━━━━━ Data section
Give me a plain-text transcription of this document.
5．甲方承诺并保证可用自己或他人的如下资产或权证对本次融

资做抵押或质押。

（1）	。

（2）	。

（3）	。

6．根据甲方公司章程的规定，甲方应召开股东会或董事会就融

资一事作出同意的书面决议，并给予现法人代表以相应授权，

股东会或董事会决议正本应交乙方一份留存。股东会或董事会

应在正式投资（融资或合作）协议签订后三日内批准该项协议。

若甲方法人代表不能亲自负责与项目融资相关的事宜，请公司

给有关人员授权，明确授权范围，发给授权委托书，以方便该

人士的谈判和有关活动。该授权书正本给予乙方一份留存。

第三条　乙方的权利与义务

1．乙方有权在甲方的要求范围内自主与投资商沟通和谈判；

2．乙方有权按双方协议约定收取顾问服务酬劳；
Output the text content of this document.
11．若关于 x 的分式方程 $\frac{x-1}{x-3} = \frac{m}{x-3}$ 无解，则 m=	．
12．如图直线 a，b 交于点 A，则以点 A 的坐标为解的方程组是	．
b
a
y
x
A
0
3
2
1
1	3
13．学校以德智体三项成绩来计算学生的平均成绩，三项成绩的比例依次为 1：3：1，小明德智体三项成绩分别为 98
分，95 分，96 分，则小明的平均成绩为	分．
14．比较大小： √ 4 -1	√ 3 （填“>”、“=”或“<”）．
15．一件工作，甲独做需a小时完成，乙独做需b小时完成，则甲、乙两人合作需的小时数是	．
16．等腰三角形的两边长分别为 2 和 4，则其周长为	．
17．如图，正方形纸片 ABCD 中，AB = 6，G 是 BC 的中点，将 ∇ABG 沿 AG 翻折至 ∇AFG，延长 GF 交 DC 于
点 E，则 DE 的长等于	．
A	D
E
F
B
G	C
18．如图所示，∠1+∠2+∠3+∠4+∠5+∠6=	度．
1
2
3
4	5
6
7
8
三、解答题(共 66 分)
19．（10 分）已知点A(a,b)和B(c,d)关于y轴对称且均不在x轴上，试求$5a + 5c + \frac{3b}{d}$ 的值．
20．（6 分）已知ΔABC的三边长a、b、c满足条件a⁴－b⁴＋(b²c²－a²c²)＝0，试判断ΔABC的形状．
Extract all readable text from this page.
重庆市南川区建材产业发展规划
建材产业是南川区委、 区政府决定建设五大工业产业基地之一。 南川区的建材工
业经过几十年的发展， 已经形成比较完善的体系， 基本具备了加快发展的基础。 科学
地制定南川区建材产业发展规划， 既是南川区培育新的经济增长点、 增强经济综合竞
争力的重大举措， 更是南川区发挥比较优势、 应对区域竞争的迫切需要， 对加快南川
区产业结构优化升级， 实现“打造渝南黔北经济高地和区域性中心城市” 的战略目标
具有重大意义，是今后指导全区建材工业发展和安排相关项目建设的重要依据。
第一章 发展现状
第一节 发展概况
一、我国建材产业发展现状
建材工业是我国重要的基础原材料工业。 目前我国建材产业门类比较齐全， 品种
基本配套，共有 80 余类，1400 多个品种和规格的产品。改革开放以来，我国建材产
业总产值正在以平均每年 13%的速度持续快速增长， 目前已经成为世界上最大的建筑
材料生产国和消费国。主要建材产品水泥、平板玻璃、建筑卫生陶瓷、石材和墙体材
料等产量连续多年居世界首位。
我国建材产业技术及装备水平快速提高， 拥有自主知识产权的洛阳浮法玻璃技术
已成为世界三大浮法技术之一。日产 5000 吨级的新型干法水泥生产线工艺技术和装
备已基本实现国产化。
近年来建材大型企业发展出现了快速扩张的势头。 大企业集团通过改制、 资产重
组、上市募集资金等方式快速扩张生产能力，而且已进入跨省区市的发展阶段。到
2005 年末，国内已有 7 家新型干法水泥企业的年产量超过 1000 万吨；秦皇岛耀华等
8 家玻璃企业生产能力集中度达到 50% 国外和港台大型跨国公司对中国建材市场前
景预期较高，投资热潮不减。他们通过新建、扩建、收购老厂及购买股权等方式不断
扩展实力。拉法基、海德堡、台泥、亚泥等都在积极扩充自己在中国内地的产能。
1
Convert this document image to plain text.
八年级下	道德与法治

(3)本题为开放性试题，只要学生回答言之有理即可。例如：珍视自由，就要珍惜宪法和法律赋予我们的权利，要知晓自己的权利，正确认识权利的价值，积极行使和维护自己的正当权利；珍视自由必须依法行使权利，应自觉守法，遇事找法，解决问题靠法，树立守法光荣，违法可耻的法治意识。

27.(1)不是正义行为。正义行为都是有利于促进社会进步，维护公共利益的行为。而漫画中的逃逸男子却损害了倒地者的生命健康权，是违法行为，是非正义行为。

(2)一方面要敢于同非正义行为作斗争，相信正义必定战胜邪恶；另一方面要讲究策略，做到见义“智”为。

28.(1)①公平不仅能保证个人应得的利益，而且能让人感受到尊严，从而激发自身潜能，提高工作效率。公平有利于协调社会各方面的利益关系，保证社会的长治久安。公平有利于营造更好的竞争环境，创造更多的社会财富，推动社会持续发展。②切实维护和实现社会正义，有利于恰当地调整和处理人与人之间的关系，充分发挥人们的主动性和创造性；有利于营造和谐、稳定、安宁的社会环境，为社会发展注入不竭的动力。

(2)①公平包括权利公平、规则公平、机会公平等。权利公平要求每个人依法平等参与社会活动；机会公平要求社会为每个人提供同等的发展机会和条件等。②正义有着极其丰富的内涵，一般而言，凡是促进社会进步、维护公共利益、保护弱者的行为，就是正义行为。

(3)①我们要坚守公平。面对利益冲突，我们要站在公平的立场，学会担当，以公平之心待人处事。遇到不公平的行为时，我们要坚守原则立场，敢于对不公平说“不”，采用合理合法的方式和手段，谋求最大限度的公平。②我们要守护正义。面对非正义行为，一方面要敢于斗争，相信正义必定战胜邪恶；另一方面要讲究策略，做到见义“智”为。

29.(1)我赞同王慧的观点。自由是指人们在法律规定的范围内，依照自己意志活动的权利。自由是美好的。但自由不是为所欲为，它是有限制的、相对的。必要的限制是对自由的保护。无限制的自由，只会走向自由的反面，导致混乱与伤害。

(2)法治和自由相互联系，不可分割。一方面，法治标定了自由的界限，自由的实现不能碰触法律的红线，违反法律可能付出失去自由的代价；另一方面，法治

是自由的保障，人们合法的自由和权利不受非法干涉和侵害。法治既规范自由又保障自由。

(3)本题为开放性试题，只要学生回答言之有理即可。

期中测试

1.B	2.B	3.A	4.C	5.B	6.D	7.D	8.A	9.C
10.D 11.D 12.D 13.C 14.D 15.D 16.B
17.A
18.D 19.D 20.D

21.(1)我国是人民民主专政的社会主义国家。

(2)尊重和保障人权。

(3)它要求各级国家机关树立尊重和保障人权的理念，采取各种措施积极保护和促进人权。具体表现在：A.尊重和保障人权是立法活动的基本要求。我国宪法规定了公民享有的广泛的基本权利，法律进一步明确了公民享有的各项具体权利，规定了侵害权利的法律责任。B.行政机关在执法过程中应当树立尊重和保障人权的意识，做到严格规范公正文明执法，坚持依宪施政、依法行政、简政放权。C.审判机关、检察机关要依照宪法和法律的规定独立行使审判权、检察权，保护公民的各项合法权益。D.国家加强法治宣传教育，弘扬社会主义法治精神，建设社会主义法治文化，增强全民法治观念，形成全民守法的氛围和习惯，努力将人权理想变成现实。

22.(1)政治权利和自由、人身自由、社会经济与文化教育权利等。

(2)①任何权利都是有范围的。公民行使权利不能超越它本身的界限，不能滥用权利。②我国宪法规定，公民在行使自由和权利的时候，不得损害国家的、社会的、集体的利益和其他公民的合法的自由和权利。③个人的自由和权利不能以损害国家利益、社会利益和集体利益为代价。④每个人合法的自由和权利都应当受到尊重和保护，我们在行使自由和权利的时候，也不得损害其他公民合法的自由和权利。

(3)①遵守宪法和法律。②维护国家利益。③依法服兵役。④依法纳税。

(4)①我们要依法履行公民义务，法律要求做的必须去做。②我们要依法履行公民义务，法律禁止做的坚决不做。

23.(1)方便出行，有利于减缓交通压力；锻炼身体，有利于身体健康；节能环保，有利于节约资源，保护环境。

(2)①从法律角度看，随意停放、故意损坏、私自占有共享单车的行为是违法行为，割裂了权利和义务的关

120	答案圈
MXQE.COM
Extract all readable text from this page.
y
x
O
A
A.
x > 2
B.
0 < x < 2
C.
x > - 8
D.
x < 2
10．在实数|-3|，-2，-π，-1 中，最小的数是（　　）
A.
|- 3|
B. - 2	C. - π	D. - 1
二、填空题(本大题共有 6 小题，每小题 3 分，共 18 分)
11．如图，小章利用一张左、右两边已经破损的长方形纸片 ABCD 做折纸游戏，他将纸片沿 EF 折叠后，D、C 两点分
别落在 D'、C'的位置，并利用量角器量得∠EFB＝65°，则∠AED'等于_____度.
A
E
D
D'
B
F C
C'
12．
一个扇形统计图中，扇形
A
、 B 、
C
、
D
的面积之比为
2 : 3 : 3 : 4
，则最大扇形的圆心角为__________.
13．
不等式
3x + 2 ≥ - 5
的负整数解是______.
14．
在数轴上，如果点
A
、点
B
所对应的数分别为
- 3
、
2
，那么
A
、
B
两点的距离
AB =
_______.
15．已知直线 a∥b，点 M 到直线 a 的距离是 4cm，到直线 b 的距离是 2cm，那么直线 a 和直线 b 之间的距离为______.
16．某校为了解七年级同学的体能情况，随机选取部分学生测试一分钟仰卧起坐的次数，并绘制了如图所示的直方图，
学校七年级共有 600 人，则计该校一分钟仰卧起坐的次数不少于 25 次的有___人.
━━━━━━━━━━
§ **Short task**
Only the number is needed here: how many lines of the records contain "document"?

§ **Full response**
3